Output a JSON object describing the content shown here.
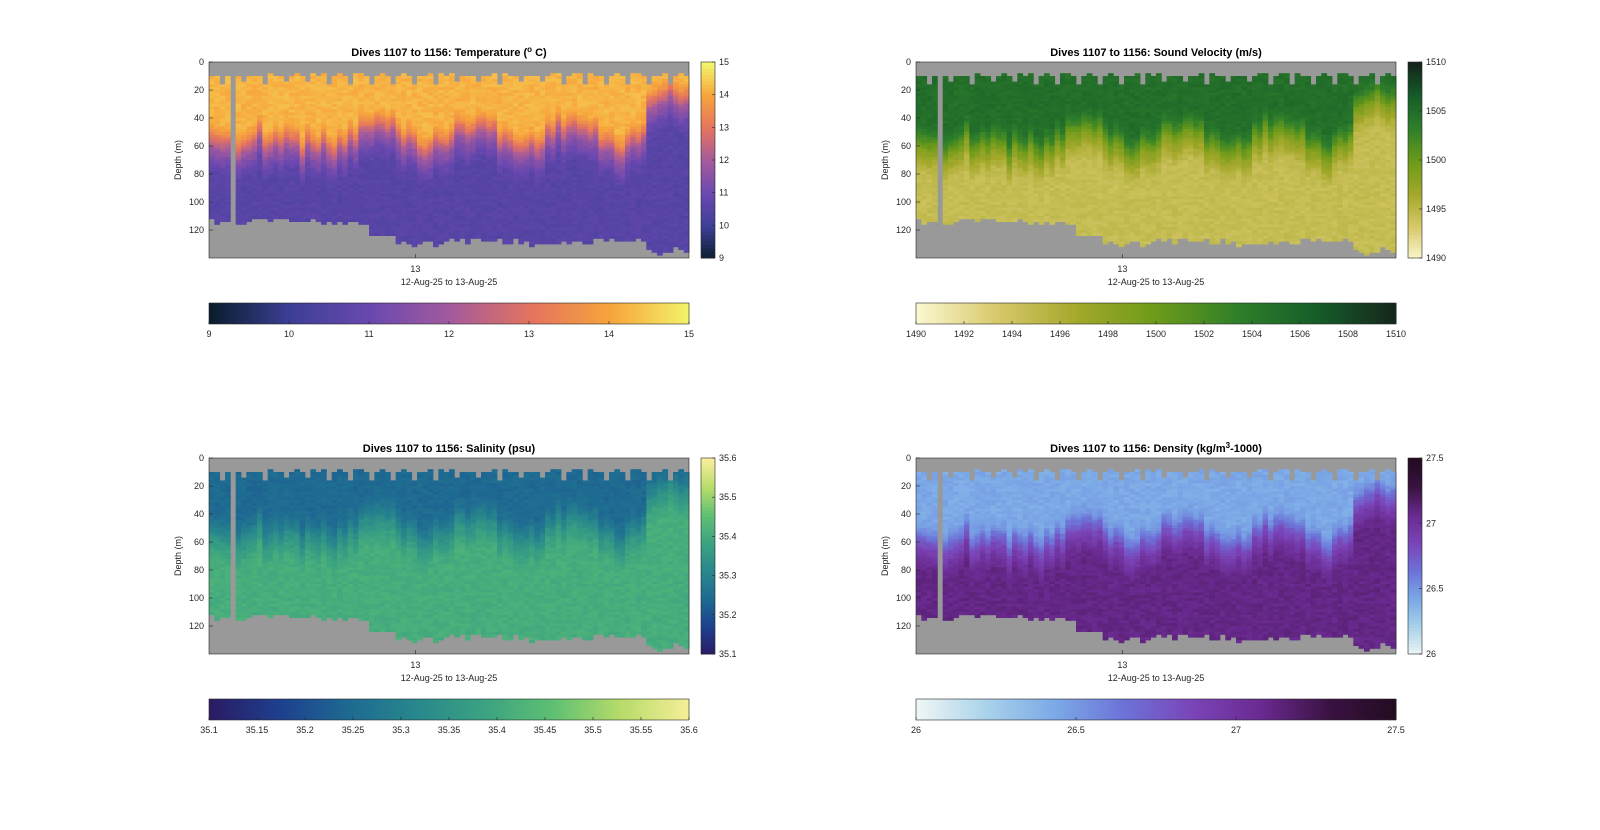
{
  "figure": {
    "background": "#ffffff",
    "missing_color": "#999999"
  },
  "chart_data": [
    {
      "type": "heatmap",
      "title": "Dives 1107 to 1156: Temperature (",
      "title_sup": "o",
      "title_tail": " C)",
      "xlabel": "12-Aug-25 to 13-Aug-25",
      "xtick_labels": [
        "13"
      ],
      "ylabel": "Depth (m)",
      "ylim": [
        0,
        140
      ],
      "yticks": [
        "0",
        "20",
        "40",
        "60",
        "80",
        "100",
        "120"
      ],
      "colorbar_range": [
        9,
        15
      ],
      "colorbar_ticks_side": [
        "9",
        "10",
        "11",
        "12",
        "13",
        "14",
        "15"
      ],
      "colorbar_ticks_bottom": [
        "9",
        "10",
        "11",
        "12",
        "13",
        "14",
        "15"
      ],
      "colormap": [
        "#0a1d2e",
        "#3d3f96",
        "#6a48b0",
        "#a45a9c",
        "#e4735f",
        "#f7a43c",
        "#f3f56a"
      ],
      "surface": 14.1,
      "deep": 10.6,
      "mix_shallow": 12.4,
      "mix_deep": 11.2,
      "thermocline_depth": 62
    },
    {
      "type": "heatmap",
      "title": "Dives 1107 to 1156: Sound Velocity (m/s)",
      "xlabel": "12-Aug-25 to 13-Aug-25",
      "xtick_labels": [
        "13"
      ],
      "ylabel": "Depth (m)",
      "ylim": [
        0,
        140
      ],
      "yticks": [
        "0",
        "20",
        "40",
        "60",
        "80",
        "100",
        "120"
      ],
      "colorbar_range": [
        1490,
        1510
      ],
      "colorbar_ticks_side": [
        "1490",
        "1495",
        "1500",
        "1505",
        "1510"
      ],
      "colorbar_ticks_bottom": [
        "1490",
        "1492",
        "1494",
        "1496",
        "1498",
        "1500",
        "1502",
        "1504",
        "1506",
        "1508",
        "1510"
      ],
      "colormap": [
        "#fbf7cf",
        "#d7c86a",
        "#a3a82a",
        "#6c9a1a",
        "#2f7f2a",
        "#165c29",
        "#14241a"
      ],
      "surface": 1504.5,
      "deep": 1494.5,
      "mix_shallow": 1500.5,
      "mix_deep": 1497.0,
      "thermocline_depth": 62
    },
    {
      "type": "heatmap",
      "title": "Dives 1107 to 1156: Salinity (psu)",
      "xlabel": "12-Aug-25 to 13-Aug-25",
      "xtick_labels": [
        "13"
      ],
      "ylabel": "Depth (m)",
      "ylim": [
        0,
        140
      ],
      "yticks": [
        "0",
        "20",
        "40",
        "60",
        "80",
        "100",
        "120"
      ],
      "colorbar_range": [
        35.1,
        35.6
      ],
      "colorbar_ticks_side": [
        "35.1",
        "35.2",
        "35.3",
        "35.4",
        "35.5",
        "35.6"
      ],
      "colorbar_ticks_bottom": [
        "35.1",
        "35.15",
        "35.2",
        "35.25",
        "35.3",
        "35.35",
        "35.4",
        "35.45",
        "35.5",
        "35.55",
        "35.6"
      ],
      "colormap": [
        "#2a1b63",
        "#1e3f8e",
        "#1e6a92",
        "#28878c",
        "#3ba381",
        "#5fc073",
        "#b8dc6a",
        "#f8ef9a"
      ],
      "surface": 35.25,
      "deep": 35.41,
      "mix_shallow": 35.3,
      "mix_deep": 35.37,
      "thermocline_depth": 55
    },
    {
      "type": "heatmap",
      "title": "Dives 1107 to 1156: Density (kg/m",
      "title_sup": "3",
      "title_tail": "-1000)",
      "xlabel": "12-Aug-25 to 13-Aug-25",
      "xtick_labels": [
        "13"
      ],
      "ylabel": "Depth (m)",
      "ylim": [
        0,
        140
      ],
      "yticks": [
        "0",
        "20",
        "40",
        "60",
        "80",
        "100",
        "120"
      ],
      "colorbar_range": [
        26,
        27.5
      ],
      "colorbar_ticks_side": [
        "26",
        "26.5",
        "27",
        "27.5"
      ],
      "colorbar_ticks_bottom": [
        "26",
        "26.5",
        "27",
        "27.5"
      ],
      "colormap": [
        "#eef6f5",
        "#a9d2ea",
        "#7ba9e6",
        "#6d73d8",
        "#7a44b7",
        "#6a2a90",
        "#3a1241",
        "#230b20"
      ],
      "surface": 26.45,
      "deep": 27.1,
      "mix_shallow": 26.7,
      "mix_deep": 26.95,
      "thermocline_depth": 62
    }
  ]
}
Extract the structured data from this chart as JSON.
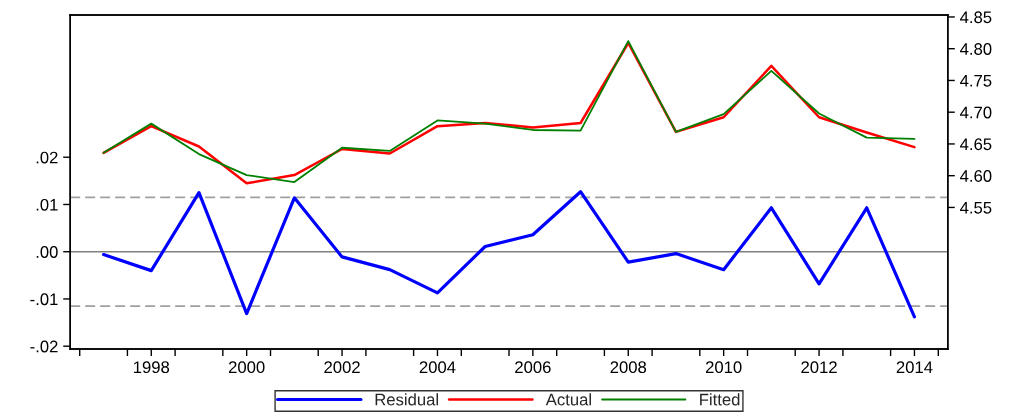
{
  "chart_data": {
    "type": "line",
    "x": [
      1997,
      1998,
      1999,
      2000,
      2001,
      2002,
      2003,
      2004,
      2005,
      2006,
      2007,
      2008,
      2009,
      2010,
      2011,
      2012,
      2013,
      2014
    ],
    "series": [
      {
        "name": "Residual",
        "color": "#0000ff",
        "axis": "y",
        "values": [
          -0.0006,
          -0.004,
          0.0125,
          -0.0131,
          0.0114,
          -0.0011,
          -0.0038,
          -0.0087,
          0.0011,
          0.0036,
          0.0127,
          -0.0022,
          -0.0004,
          -0.0038,
          0.0093,
          -0.0068,
          0.0093,
          -0.0138
        ]
      },
      {
        "name": "Actual",
        "color": "#ff0000",
        "axis": "y2",
        "values": [
          4.636,
          4.678,
          4.646,
          4.588,
          4.601,
          4.642,
          4.635,
          4.678,
          4.683,
          4.676,
          4.683,
          4.809,
          4.669,
          4.692,
          4.773,
          4.692,
          4.668,
          4.645
        ]
      },
      {
        "name": "Fitted",
        "color": "#008000",
        "axis": "y2",
        "values": [
          4.636,
          4.682,
          4.634,
          4.601,
          4.59,
          4.644,
          4.639,
          4.687,
          4.682,
          4.672,
          4.671,
          4.812,
          4.669,
          4.697,
          4.765,
          4.698,
          4.66,
          4.658
        ]
      }
    ],
    "xlim": [
      1996.3,
      2014.7
    ],
    "xticks": [
      {
        "value": 1996.5,
        "label": null
      },
      {
        "value": 1997.5,
        "label": null
      },
      {
        "value": 1998,
        "label": "1998"
      },
      {
        "value": 1998.5,
        "label": null
      },
      {
        "value": 1999.5,
        "label": null
      },
      {
        "value": 2000,
        "label": "2000"
      },
      {
        "value": 2000.5,
        "label": null
      },
      {
        "value": 2001.5,
        "label": null
      },
      {
        "value": 2002,
        "label": "2002"
      },
      {
        "value": 2002.5,
        "label": null
      },
      {
        "value": 2003.5,
        "label": null
      },
      {
        "value": 2004,
        "label": "2004"
      },
      {
        "value": 2004.5,
        "label": null
      },
      {
        "value": 2005.5,
        "label": null
      },
      {
        "value": 2006,
        "label": "2006"
      },
      {
        "value": 2006.5,
        "label": null
      },
      {
        "value": 2007.5,
        "label": null
      },
      {
        "value": 2008,
        "label": "2008"
      },
      {
        "value": 2008.5,
        "label": null
      },
      {
        "value": 2009.5,
        "label": null
      },
      {
        "value": 2010,
        "label": "2010"
      },
      {
        "value": 2010.5,
        "label": null
      },
      {
        "value": 2011.5,
        "label": null
      },
      {
        "value": 2012,
        "label": "2012"
      },
      {
        "value": 2012.5,
        "label": null
      },
      {
        "value": 2013.5,
        "label": null
      },
      {
        "value": 2014,
        "label": "2014"
      },
      {
        "value": 2014.5,
        "label": null
      }
    ],
    "ylim": [
      -0.0206,
      0.0501
    ],
    "yticks": [
      {
        "value": -0.02,
        "label": "-.02"
      },
      {
        "value": -0.01,
        "label": "-.01"
      },
      {
        "value": 0,
        "label": ".00"
      },
      {
        "value": 0.01,
        "label": ".01"
      },
      {
        "value": 0.02,
        "label": ".02"
      }
    ],
    "y2lim": [
      4.327,
      4.853
    ],
    "y2ticks": [
      4.55,
      {
        "value": 4.6,
        "label": "4.60"
      },
      4.65,
      {
        "value": 4.7,
        "label": "4.70"
      },
      4.75,
      {
        "value": 4.8,
        "label": "4.80"
      },
      4.85
    ],
    "ref_lines": [
      {
        "axis": "y",
        "value": 0,
        "color": "#808080",
        "line_style": "solid"
      },
      {
        "axis": "y",
        "value": 0.0115,
        "color": "#a0a0a0",
        "line_style": "dashed"
      },
      {
        "axis": "y",
        "value": -0.0115,
        "color": "#a0a0a0",
        "line_style": "dashed"
      }
    ],
    "grid": false,
    "legend": "bottom",
    "marker": "none",
    "line_style": "solid"
  }
}
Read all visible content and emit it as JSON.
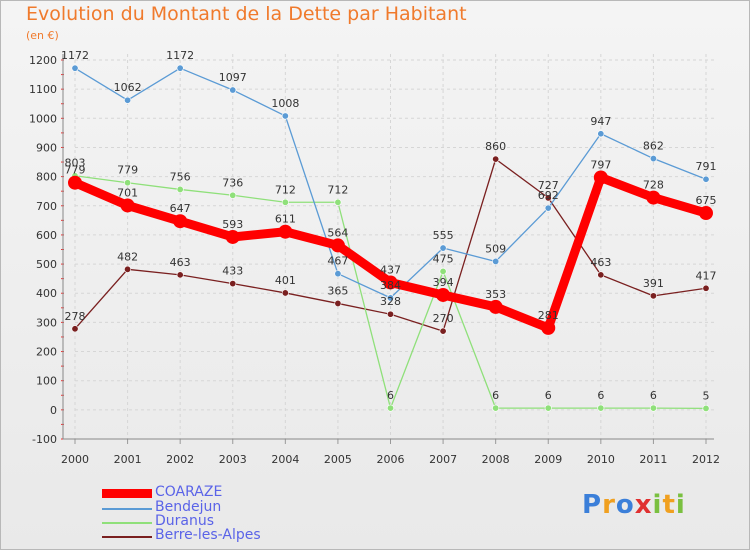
{
  "title": "Evolution du Montant de la Dette par Habitant",
  "subtitle": "(en €)",
  "logo_text": "Proxiti",
  "chart_data": {
    "type": "line",
    "title": "Evolution du Montant de la Dette par Habitant",
    "ylabel": "(en €)",
    "x": [
      "2000",
      "2001",
      "2002",
      "2003",
      "2004",
      "2005",
      "2006",
      "2007",
      "2008",
      "2009",
      "2010",
      "2011",
      "2012"
    ],
    "ylim": [
      -100,
      1200
    ],
    "yticks": [
      -100,
      0,
      100,
      200,
      300,
      400,
      500,
      600,
      700,
      800,
      900,
      1000,
      1100,
      1200
    ],
    "grid": true,
    "legend_position": "bottom-left",
    "series": [
      {
        "name": "COARAZE",
        "color": "#ff0000",
        "values": [
          779,
          701,
          647,
          593,
          611,
          564,
          437,
          394,
          353,
          281,
          797,
          728,
          675
        ]
      },
      {
        "name": "Bendejun",
        "color": "#5b9bd5",
        "values": [
          1172,
          1062,
          1172,
          1097,
          1008,
          467,
          384,
          555,
          509,
          692,
          947,
          862,
          791
        ]
      },
      {
        "name": "Duranus",
        "color": "#8fe07a",
        "values": [
          803,
          779,
          756,
          736,
          712,
          712,
          6,
          475,
          6,
          6,
          6,
          6,
          5
        ]
      },
      {
        "name": "Berre-les-Alpes",
        "color": "#7a2020",
        "values": [
          278,
          482,
          463,
          433,
          401,
          365,
          328,
          270,
          860,
          727,
          463,
          391,
          417
        ]
      }
    ]
  }
}
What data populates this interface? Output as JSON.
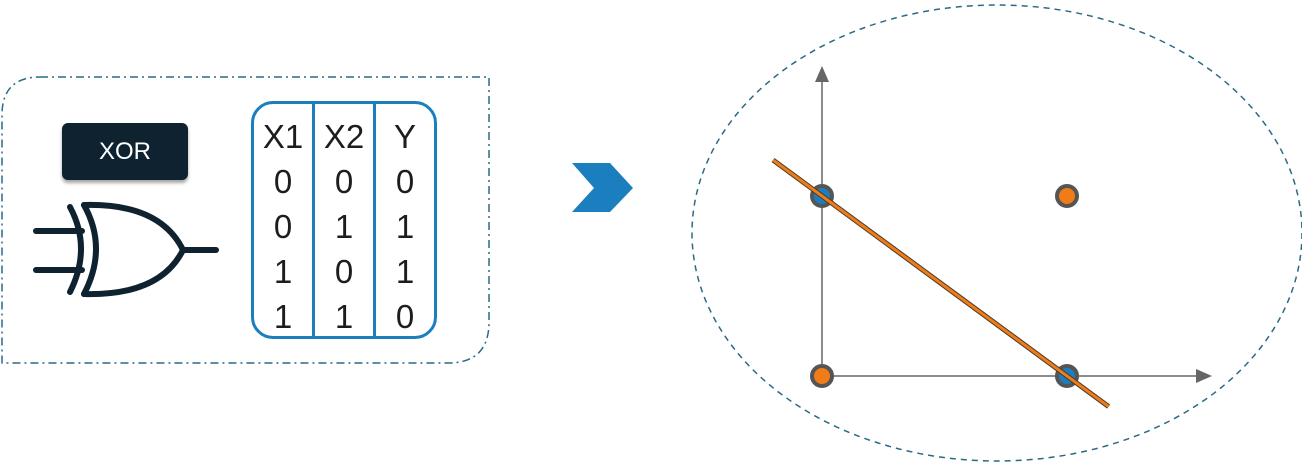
{
  "gate": {
    "label": "XOR",
    "icon": "xor-gate-icon"
  },
  "truth_table": {
    "columns": [
      {
        "header": "X1",
        "values": [
          "0",
          "0",
          "1",
          "1"
        ]
      },
      {
        "header": "X2",
        "values": [
          "0",
          "1",
          "0",
          "1"
        ]
      },
      {
        "header": "Y",
        "values": [
          "0",
          "1",
          "1",
          "0"
        ]
      }
    ]
  },
  "arrow": {
    "icon": "chevron-right-icon"
  },
  "plot": {
    "points": [
      {
        "x1": 0,
        "x2": 1,
        "class": "blue"
      },
      {
        "x1": 1,
        "x2": 1,
        "class": "orange"
      },
      {
        "x1": 0,
        "x2": 0,
        "class": "orange"
      },
      {
        "x1": 1,
        "x2": 0,
        "class": "blue"
      }
    ],
    "line_through": [
      [
        0,
        1
      ],
      [
        1,
        0
      ]
    ]
  },
  "colors": {
    "blue": "#1b7fbf",
    "orange": "#f07c17",
    "dark": "#0f2230",
    "dash": "#2a6a86",
    "axis": "#555555"
  }
}
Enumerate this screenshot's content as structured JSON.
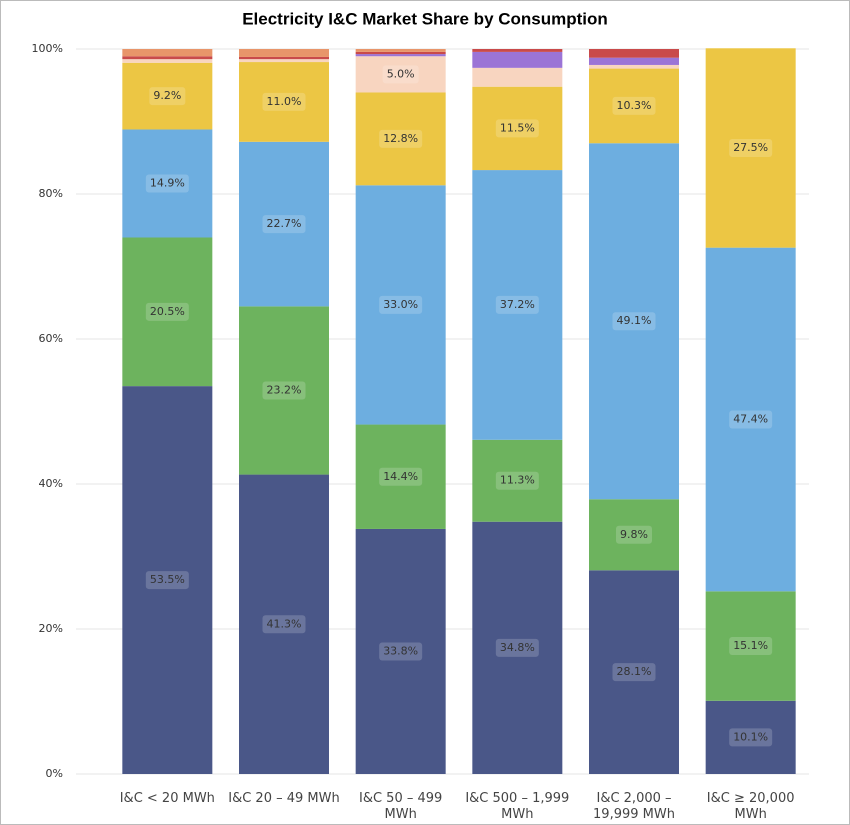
{
  "chart_data": {
    "type": "stacked_bar",
    "title": "Electricity I&C Market Share by Consumption",
    "categories": [
      "I&C < 20 MWh",
      "I&C 20 – 49 MWh",
      "I&C 50 – 499 MWh",
      "I&C 500 – 1,999 MWh",
      "I&C 2,000 – 19,999 MWh",
      "I&C ≥ 20,000 MWh"
    ],
    "series": [
      {
        "color": "#4a5788",
        "values": [
          53.5,
          41.3,
          33.8,
          34.8,
          28.1,
          10.1
        ],
        "value_labels": [
          "53.5%",
          "41.3%",
          "33.8%",
          "34.8%",
          "28.1%",
          "10.1%"
        ]
      },
      {
        "color": "#6db35e",
        "values": [
          20.5,
          23.2,
          14.4,
          11.3,
          9.8,
          15.1
        ],
        "value_labels": [
          "20.5%",
          "23.2%",
          "14.4%",
          "11.3%",
          "9.8%",
          "15.1%"
        ]
      },
      {
        "color": "#6daee0",
        "values": [
          14.9,
          22.7,
          33.0,
          37.2,
          49.1,
          47.4
        ],
        "value_labels": [
          "14.9%",
          "22.7%",
          "33.0%",
          "37.2%",
          "49.1%",
          "47.4%"
        ]
      },
      {
        "color": "#ecc644",
        "values": [
          9.2,
          11.0,
          12.8,
          11.5,
          10.3,
          27.5
        ],
        "value_labels": [
          "9.2%",
          "11.0%",
          "12.8%",
          "11.5%",
          "10.3%",
          "27.5%"
        ]
      },
      {
        "color": "#f8d5c0",
        "values": [
          0.5,
          0.4,
          5.0,
          2.6,
          0.5,
          0
        ],
        "value_labels": [
          null,
          null,
          "5.0%",
          null,
          null,
          null
        ]
      },
      {
        "color": "#9b74d6",
        "values": [
          0,
          0,
          0.3,
          2.2,
          1.0,
          0
        ]
      },
      {
        "color": "#c94a4a",
        "values": [
          0.4,
          0.3,
          0.3,
          0.4,
          1.2,
          0
        ]
      },
      {
        "color": "#e8956a",
        "values": [
          1.0,
          1.1,
          0.4,
          0,
          0,
          0
        ]
      }
    ],
    "ylim": [
      0,
      100
    ],
    "yticks": [
      {
        "value": 0,
        "label": "0%"
      },
      {
        "value": 20,
        "label": "20%"
      },
      {
        "value": 40,
        "label": "40%"
      },
      {
        "value": 60,
        "label": "60%"
      },
      {
        "value": 80,
        "label": "80%"
      },
      {
        "value": 100,
        "label": "100%"
      }
    ],
    "grid": true
  }
}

+ + + + + + +

▸ **Directions**
Show, from the material above, each line that includes the string "Output".

▸ **Response below**
Output a JSON object describing the content shown here.
What data populates this interface? Output as JSON.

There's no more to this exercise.